> [PROBLEM STATEMENT]: "ΠΟΛΙΤΩΝ" appears in how many lines of the entries? State only the number.

_ _ _ _

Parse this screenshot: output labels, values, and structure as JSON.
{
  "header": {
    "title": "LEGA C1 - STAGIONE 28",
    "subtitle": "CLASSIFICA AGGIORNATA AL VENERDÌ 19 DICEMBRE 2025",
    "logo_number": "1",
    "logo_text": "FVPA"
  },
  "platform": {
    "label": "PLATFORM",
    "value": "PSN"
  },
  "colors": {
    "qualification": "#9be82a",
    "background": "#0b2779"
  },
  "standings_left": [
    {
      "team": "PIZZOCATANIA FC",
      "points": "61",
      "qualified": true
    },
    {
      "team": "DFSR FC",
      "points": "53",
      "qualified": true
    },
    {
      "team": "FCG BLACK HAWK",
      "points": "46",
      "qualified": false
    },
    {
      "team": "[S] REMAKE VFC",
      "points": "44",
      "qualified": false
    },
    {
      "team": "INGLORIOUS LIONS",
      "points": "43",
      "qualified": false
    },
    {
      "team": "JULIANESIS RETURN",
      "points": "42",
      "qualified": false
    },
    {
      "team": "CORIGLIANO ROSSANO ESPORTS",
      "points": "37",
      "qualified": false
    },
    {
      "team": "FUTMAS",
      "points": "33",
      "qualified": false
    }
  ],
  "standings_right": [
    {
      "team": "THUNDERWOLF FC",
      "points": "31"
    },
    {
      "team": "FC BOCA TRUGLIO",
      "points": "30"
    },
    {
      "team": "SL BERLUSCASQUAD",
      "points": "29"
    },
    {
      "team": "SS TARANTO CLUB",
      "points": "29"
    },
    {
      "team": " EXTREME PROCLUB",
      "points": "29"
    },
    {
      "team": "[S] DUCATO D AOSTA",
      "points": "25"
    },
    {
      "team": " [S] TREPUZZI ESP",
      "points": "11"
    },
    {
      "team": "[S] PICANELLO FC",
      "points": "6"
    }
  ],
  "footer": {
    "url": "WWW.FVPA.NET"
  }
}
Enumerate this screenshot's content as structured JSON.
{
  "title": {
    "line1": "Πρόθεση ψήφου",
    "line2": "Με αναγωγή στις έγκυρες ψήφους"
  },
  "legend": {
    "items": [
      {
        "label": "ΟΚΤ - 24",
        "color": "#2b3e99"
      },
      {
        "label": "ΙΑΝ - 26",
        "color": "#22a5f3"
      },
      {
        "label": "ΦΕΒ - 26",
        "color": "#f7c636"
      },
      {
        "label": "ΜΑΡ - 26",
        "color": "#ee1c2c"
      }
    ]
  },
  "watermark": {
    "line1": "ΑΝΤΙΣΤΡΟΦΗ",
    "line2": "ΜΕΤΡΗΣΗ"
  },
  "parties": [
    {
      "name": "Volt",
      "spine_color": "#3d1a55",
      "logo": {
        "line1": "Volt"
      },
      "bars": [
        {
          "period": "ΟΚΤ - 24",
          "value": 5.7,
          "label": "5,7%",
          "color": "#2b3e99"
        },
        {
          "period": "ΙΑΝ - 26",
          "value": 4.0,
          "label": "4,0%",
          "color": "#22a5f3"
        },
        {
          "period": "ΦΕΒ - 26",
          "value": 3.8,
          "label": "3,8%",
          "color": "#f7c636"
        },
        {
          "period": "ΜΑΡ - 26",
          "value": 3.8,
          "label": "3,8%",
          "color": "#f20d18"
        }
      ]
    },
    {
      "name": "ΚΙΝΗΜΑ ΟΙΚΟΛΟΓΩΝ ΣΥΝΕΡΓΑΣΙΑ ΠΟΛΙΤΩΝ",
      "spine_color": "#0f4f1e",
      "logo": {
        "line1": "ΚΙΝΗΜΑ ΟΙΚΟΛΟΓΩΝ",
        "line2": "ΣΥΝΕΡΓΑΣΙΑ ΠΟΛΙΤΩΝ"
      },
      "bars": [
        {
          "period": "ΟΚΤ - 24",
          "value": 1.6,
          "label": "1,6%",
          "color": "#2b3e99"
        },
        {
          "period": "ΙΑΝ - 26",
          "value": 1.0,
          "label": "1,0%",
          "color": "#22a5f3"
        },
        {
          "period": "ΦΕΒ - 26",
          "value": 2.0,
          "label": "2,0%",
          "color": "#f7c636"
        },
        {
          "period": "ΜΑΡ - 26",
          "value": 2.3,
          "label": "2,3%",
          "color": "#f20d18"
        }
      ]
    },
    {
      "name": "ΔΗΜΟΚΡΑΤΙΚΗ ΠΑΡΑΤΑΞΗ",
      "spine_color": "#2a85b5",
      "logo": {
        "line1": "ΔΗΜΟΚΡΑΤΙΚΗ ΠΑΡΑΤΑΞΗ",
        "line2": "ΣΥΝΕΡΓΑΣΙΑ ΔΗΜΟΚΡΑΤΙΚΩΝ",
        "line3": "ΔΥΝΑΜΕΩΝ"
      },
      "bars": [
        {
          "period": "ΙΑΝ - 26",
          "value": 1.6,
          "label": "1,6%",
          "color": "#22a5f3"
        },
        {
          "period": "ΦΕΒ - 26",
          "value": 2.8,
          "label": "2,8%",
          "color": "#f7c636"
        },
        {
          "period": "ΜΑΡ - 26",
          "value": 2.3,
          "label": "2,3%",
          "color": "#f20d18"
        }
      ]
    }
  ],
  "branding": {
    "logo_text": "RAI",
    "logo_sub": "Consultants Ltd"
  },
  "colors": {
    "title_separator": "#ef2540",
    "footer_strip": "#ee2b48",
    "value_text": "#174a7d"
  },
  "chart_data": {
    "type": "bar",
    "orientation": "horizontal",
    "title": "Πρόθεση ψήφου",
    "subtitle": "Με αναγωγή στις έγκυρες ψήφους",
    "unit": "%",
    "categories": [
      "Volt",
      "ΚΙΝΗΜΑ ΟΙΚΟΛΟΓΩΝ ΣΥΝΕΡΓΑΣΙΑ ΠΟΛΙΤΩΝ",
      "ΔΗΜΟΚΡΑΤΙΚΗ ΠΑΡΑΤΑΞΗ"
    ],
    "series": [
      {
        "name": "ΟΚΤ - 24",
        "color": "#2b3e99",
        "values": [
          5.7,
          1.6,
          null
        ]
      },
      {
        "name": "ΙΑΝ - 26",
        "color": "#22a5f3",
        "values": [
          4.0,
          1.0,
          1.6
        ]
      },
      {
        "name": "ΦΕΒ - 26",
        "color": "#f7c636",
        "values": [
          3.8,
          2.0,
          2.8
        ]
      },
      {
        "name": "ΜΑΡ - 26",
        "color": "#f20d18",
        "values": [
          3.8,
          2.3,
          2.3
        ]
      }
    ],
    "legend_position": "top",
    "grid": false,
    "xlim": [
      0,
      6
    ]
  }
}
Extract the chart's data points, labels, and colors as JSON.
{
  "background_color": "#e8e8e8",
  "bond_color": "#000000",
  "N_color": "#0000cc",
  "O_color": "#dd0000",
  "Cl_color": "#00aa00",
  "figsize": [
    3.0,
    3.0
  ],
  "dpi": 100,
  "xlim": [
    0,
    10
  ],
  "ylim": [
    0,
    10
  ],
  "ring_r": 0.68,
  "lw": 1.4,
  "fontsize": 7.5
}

_ _ _ _

> [COMPLETE ANSWER]: 3